EXERCISE INSTRUCTIONS →
• 1. From the Axon Framework passage below, list the components that the text says allow you to configure a Transaction Manager.
• 2. Extend the Axon Framework passage below, starting right after its last sentence.

++++ GIVEN PASSAGE

The message handling process can be considered an atomic procedure; it should either be processed entirely, or not at all. Axon Framework uses the Unit Of Work to track actions performed by the message handlers. After the handler completed, Axon will try to commit the actions registered with the Unit Of Work.

It is possible to bind a transaction to a Unit of Work. Many components, such as the CommandBus and QueryBus implementations and all asynchronously processing Event Processors, allow you to configure a Transaction Manager. This Transaction Manager will then be used to create the transactions to bind to the Unit of Work that is used to manage the process of a Message.

When application components need resources at different stages of message processing, such as a Database Connection or an EntityManager, these resources can be attached to the Unit of Work. The unitOfWork.getResources() method allows you to access the resources attached to the current Unit of Work. Several helper methods are available on the Unit of Work directly, to make working with resources easier.

When nested Units of Work need to be able to access a resource, it is recommended to register it on the root Unit of Work, which can be accessed using unitOfWork.root(). If a Unit of Work is the root, it will simply return itself.

Correlation Data Provider

As already mentioned, Axon Framework is based on messaging concepts. In order to understand the flow of a living system, it is crucial to follow the message path. Hence, specific meta-data should be added to each message to be able to track its path through the system. Correlation Data is something that is usually added to a message its meta-data so that we can track the origin and causality of the message.

Axon defines the CorrelationDataProvider as the mechanism to extract the Correlation Data from a given Message. There are three implementations of CorrelationDataProvider that come with Axon:

  • MessageOriginProvider - Provides the correlation identifier and trace identifier based on configurable keys in meta-data. The Correlation Identifier identifies the current message, whilst the Trace Identifier is the identifier of the message which started the current processing (note: this could be the identifier of the current message if the current message starts the processing). Processing in this context can be understood as a business transaction. This is the default CorrelationDataProvider.

++++++++
++++ ENTRIES SHOWN

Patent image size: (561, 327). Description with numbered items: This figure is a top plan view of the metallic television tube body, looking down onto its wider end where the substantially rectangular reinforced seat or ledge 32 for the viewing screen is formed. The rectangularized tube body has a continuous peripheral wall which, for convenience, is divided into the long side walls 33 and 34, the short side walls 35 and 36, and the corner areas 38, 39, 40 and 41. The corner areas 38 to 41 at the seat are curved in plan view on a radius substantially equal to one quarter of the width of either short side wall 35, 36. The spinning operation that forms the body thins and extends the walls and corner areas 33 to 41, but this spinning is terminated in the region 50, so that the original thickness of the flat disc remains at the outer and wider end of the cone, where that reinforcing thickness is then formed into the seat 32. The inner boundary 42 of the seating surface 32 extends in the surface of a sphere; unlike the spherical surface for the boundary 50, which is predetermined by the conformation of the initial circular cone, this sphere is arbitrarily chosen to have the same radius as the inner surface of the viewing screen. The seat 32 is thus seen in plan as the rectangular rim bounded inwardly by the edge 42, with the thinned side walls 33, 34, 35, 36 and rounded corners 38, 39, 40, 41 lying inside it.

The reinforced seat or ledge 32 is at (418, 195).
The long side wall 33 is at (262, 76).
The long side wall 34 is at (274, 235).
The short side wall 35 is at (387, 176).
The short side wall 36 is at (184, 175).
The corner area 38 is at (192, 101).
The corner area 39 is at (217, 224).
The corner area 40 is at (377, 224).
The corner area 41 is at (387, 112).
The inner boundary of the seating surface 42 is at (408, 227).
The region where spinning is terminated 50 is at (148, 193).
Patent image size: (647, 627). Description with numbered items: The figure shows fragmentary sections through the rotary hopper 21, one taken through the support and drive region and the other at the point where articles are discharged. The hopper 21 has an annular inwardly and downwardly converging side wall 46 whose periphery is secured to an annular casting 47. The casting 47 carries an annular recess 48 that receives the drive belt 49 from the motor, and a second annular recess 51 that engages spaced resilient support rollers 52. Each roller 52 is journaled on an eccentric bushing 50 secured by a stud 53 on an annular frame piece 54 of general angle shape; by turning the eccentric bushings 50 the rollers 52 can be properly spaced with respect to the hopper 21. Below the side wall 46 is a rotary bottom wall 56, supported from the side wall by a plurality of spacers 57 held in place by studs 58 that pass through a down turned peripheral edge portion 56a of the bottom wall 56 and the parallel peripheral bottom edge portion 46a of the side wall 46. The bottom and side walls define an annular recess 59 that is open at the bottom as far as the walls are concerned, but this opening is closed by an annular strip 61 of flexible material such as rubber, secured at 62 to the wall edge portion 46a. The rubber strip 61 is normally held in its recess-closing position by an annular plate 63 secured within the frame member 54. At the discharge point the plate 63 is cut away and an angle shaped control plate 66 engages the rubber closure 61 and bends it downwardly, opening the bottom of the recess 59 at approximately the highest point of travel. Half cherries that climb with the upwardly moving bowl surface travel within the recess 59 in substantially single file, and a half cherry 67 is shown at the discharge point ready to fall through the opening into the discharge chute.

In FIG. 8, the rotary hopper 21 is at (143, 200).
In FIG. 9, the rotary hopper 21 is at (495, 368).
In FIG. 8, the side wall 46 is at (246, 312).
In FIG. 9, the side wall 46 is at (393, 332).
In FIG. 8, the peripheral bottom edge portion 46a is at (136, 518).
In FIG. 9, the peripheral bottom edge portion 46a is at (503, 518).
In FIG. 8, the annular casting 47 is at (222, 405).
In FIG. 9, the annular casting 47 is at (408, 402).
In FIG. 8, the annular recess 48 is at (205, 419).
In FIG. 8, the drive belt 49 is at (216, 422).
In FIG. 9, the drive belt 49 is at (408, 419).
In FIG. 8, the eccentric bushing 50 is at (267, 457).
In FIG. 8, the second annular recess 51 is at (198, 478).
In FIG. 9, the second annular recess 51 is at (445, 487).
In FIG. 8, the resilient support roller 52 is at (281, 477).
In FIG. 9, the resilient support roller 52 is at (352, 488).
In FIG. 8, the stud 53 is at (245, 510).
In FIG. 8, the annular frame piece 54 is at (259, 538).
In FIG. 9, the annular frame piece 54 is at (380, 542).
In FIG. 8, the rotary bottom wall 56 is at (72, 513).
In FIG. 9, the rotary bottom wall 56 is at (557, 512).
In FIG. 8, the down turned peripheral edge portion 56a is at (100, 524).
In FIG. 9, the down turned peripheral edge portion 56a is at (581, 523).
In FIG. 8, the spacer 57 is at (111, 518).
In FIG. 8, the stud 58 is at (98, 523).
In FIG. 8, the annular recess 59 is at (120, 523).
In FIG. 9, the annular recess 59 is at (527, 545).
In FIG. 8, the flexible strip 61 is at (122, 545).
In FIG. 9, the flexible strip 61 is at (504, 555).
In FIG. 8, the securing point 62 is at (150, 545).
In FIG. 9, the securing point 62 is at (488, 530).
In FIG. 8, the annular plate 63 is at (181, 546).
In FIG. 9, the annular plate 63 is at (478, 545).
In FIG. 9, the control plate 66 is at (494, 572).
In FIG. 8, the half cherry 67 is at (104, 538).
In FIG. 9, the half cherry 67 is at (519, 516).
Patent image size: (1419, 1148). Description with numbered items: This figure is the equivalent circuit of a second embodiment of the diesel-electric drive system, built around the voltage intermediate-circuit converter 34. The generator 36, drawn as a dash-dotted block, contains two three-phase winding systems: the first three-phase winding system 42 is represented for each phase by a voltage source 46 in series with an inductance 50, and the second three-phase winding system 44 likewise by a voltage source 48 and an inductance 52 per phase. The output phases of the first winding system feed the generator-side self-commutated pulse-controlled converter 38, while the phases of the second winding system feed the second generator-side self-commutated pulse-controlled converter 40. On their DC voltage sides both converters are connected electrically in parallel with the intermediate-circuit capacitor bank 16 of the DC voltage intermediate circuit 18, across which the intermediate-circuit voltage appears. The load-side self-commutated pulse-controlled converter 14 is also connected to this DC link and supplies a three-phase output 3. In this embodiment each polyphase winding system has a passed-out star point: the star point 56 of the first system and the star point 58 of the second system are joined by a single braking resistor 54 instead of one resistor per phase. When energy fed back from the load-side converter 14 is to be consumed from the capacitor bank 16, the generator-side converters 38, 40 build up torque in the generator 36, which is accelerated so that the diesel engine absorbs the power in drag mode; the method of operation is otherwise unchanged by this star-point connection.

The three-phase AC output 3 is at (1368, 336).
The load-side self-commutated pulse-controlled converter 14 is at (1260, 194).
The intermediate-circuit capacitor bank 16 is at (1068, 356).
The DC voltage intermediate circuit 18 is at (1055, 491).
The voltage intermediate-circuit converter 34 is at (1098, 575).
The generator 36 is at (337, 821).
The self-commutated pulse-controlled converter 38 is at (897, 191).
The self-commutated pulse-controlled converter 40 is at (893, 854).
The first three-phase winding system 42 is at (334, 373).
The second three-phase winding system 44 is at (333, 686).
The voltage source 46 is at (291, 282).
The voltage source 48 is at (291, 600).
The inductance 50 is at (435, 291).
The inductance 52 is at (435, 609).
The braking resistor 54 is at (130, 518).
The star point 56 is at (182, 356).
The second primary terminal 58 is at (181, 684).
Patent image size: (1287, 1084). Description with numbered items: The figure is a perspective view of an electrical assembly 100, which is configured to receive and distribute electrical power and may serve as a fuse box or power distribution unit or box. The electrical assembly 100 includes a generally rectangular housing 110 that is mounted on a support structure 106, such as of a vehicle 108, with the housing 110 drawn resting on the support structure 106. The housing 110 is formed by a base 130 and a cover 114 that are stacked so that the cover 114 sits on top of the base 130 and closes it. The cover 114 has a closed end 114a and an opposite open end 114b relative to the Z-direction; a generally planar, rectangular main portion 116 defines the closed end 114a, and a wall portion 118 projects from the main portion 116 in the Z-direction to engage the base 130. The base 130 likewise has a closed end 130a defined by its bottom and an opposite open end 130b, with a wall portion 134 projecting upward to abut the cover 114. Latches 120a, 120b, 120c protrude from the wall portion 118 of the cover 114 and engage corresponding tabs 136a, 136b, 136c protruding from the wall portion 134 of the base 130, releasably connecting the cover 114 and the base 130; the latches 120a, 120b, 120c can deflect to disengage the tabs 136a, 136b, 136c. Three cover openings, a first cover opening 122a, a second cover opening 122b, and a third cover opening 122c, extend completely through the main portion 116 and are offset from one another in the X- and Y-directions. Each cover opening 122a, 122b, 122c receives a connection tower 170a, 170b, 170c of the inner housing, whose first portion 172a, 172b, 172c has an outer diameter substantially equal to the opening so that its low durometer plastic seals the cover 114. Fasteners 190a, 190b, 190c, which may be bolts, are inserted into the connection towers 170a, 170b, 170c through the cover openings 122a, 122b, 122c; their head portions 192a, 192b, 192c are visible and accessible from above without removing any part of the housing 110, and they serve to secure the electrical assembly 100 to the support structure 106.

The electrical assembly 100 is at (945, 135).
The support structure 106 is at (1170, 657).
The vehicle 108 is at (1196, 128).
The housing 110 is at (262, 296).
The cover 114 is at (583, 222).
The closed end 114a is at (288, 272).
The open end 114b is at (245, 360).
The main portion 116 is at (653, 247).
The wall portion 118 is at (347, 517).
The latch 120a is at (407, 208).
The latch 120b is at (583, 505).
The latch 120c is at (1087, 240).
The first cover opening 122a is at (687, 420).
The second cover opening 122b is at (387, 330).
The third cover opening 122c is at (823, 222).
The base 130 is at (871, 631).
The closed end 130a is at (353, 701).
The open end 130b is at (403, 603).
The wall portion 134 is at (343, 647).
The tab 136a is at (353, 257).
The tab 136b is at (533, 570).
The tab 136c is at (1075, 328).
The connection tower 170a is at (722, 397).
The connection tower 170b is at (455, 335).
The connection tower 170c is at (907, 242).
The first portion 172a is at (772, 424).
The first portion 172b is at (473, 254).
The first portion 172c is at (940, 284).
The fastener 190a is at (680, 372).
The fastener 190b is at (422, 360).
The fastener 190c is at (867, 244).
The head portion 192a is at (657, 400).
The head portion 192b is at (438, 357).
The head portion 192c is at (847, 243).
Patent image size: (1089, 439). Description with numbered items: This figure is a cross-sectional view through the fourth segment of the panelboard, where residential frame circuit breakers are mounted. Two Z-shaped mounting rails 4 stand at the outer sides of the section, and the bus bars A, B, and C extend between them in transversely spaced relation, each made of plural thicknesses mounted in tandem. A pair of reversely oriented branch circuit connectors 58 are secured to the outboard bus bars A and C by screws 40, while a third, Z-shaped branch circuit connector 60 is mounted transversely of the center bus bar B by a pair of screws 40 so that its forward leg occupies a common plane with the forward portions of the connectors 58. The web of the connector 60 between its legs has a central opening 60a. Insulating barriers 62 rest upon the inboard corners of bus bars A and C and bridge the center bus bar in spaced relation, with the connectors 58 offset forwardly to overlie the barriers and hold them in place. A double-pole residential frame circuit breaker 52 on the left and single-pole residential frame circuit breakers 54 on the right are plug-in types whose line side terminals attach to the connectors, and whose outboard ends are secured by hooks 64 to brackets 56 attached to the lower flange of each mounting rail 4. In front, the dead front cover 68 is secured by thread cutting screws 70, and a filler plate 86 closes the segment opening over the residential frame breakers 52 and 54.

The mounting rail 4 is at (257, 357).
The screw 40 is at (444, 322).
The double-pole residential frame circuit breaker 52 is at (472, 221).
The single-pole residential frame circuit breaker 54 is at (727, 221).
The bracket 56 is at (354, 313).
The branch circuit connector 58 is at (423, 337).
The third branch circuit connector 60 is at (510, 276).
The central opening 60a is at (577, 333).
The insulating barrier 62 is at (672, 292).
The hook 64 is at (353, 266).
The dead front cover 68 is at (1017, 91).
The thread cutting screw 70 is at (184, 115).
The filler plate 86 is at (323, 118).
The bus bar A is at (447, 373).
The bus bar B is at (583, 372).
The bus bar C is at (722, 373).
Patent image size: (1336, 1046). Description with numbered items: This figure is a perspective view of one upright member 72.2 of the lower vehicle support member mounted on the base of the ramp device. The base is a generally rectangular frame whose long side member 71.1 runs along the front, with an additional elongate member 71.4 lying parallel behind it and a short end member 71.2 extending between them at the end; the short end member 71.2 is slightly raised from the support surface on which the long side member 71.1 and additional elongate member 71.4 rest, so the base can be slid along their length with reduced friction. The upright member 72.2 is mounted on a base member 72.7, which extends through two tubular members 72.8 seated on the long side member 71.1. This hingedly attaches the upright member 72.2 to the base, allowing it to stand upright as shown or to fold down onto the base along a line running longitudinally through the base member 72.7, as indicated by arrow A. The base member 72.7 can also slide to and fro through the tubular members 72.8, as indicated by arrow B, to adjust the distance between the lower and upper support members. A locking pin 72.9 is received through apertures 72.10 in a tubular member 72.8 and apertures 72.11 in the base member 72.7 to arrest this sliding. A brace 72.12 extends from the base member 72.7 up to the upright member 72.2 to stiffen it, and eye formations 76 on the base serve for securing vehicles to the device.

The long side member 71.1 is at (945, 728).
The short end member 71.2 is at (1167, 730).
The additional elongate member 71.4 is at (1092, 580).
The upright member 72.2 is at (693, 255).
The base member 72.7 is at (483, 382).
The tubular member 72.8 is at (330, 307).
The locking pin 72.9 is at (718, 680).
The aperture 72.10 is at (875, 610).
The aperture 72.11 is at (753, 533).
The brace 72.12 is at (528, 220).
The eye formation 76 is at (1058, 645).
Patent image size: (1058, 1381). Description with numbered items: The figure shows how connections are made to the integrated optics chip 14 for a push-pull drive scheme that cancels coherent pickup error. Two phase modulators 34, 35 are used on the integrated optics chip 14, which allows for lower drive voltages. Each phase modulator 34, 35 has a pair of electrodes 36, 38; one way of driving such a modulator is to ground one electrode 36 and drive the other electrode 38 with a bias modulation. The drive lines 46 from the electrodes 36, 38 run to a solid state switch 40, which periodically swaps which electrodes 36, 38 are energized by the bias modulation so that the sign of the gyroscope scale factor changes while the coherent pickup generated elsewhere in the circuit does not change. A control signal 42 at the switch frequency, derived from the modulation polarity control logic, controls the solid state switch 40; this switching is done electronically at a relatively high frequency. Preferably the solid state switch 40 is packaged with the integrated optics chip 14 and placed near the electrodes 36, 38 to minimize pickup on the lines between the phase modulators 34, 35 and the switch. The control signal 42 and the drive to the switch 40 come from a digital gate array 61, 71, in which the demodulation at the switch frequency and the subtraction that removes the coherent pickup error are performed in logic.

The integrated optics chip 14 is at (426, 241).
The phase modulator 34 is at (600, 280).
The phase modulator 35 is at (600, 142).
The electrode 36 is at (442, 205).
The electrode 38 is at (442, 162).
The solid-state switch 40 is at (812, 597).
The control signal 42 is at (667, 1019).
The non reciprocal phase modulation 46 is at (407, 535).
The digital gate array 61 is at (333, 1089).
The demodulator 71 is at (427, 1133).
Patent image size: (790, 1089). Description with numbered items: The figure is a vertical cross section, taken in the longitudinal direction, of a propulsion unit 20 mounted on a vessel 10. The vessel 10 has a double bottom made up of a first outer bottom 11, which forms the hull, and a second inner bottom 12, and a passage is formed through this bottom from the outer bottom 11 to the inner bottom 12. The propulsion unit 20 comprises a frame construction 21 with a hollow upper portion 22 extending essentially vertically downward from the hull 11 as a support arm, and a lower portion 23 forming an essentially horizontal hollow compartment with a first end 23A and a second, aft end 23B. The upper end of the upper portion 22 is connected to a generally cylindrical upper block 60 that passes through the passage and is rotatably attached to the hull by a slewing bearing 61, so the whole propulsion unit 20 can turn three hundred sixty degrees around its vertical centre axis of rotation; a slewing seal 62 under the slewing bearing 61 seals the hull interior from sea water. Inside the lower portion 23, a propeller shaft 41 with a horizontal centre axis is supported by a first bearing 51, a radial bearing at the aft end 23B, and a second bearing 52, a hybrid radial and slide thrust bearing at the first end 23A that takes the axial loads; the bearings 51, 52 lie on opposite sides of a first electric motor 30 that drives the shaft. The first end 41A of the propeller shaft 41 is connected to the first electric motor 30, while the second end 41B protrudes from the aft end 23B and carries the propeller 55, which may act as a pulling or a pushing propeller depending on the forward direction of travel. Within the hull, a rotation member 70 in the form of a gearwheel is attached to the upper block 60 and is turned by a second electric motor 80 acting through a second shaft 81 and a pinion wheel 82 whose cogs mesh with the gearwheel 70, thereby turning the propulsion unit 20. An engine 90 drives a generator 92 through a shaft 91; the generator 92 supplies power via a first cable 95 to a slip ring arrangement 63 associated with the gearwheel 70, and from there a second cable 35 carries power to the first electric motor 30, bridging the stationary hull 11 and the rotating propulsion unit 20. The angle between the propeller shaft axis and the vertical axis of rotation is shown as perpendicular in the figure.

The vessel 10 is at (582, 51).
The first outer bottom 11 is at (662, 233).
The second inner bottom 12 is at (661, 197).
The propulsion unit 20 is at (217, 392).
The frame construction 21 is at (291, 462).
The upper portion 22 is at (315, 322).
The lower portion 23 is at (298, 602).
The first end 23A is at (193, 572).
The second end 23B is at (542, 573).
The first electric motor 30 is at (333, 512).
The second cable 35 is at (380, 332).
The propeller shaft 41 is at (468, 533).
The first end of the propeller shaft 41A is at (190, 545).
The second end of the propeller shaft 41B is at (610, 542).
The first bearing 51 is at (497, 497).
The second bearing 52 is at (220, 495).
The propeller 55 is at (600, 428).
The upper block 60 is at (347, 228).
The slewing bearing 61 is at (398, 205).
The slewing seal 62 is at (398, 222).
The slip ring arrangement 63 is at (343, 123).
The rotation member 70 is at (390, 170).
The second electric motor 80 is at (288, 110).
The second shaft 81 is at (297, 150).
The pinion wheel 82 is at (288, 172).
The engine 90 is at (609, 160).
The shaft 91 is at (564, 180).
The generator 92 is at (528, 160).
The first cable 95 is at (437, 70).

++++++++

EXERCISE ANSWERS →
• 1.
- CommandBus implementations
- QueryBus implementations
- all asynchronously processing Event Processors

• 2.
  • SimpleCorrelationDataProvider - This is a broader provider than MessageOriginProvider, in the sense that it does not rely on Correlation and Trace Identifiers alone, but defines configurable headers (similar to keys in MessageOriginProvider) and based on them extracts information from the message's meta-data.

  • MultiCorrelationDataProvider - A simple wrapper which has a list of CorrelationDataProviders where it delegates the Correlation Data extraction to.

Besides using the mentoined set above, it is also possible to define your own CorrelationDataProvider.

On top of CorrelationDataProviders there is a CorrelationDataInterceptor which is a handler interceptor and it registers all configured CorrelationDataProviders with a current unit of work.

By calling Configurer#configureCorrelationDataProviders(Function<Configuration, List<CorrelationDataProvider>> correlationDataProviderBuilder) it is possible to configure CorrelationDataProviders. If you are using Spring, having a bean of type CorrelationDataProvider in the Spring Application Context is sufficient.